# START OF Dataset excerpts

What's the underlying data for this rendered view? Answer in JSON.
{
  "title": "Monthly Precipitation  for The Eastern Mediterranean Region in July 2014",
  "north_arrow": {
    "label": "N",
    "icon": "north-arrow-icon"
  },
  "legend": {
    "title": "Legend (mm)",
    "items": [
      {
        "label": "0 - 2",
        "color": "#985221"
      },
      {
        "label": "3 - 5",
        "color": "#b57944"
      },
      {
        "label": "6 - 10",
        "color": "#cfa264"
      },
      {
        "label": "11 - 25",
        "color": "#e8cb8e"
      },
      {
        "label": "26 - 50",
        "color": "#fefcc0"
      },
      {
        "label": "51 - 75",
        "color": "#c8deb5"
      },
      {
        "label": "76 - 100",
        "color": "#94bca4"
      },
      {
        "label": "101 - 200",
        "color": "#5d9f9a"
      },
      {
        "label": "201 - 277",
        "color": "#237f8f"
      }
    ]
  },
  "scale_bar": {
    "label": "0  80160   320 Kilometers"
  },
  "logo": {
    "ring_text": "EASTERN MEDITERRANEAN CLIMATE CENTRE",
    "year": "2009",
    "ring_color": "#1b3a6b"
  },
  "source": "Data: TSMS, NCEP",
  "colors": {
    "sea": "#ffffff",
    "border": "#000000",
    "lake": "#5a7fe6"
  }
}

# END OF Dataset excerpts
# START OF Dataset excerpts

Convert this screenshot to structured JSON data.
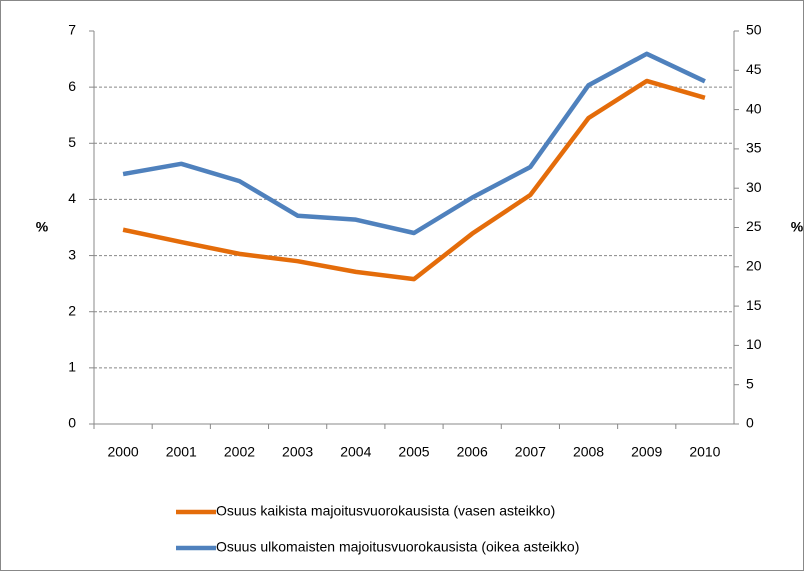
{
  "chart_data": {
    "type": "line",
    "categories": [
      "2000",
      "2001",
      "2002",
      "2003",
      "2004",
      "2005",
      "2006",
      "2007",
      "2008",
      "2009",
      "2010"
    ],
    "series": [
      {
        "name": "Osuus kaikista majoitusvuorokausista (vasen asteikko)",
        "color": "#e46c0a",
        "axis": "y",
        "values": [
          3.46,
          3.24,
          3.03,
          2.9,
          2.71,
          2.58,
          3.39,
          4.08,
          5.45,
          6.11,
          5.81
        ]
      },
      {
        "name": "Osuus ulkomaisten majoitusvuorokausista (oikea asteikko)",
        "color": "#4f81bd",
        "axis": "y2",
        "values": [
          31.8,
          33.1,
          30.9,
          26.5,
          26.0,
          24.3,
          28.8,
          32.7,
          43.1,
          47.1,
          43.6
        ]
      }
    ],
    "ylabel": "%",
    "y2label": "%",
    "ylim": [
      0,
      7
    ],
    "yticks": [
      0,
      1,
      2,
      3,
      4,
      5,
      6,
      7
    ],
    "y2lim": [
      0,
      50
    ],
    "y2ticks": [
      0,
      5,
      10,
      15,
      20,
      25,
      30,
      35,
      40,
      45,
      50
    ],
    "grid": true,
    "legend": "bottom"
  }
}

# END OF Dataset excerpts

Exercise brief: Gather up, from the records above, each line where the word "Osuus" appears.

Exercise solution:
        "name": "Osuus kaikista majoitusvuorokausista (vasen asteikko)",
        "name": "Osuus ulkomaisten majoitusvuorokausista (oikea asteikko)",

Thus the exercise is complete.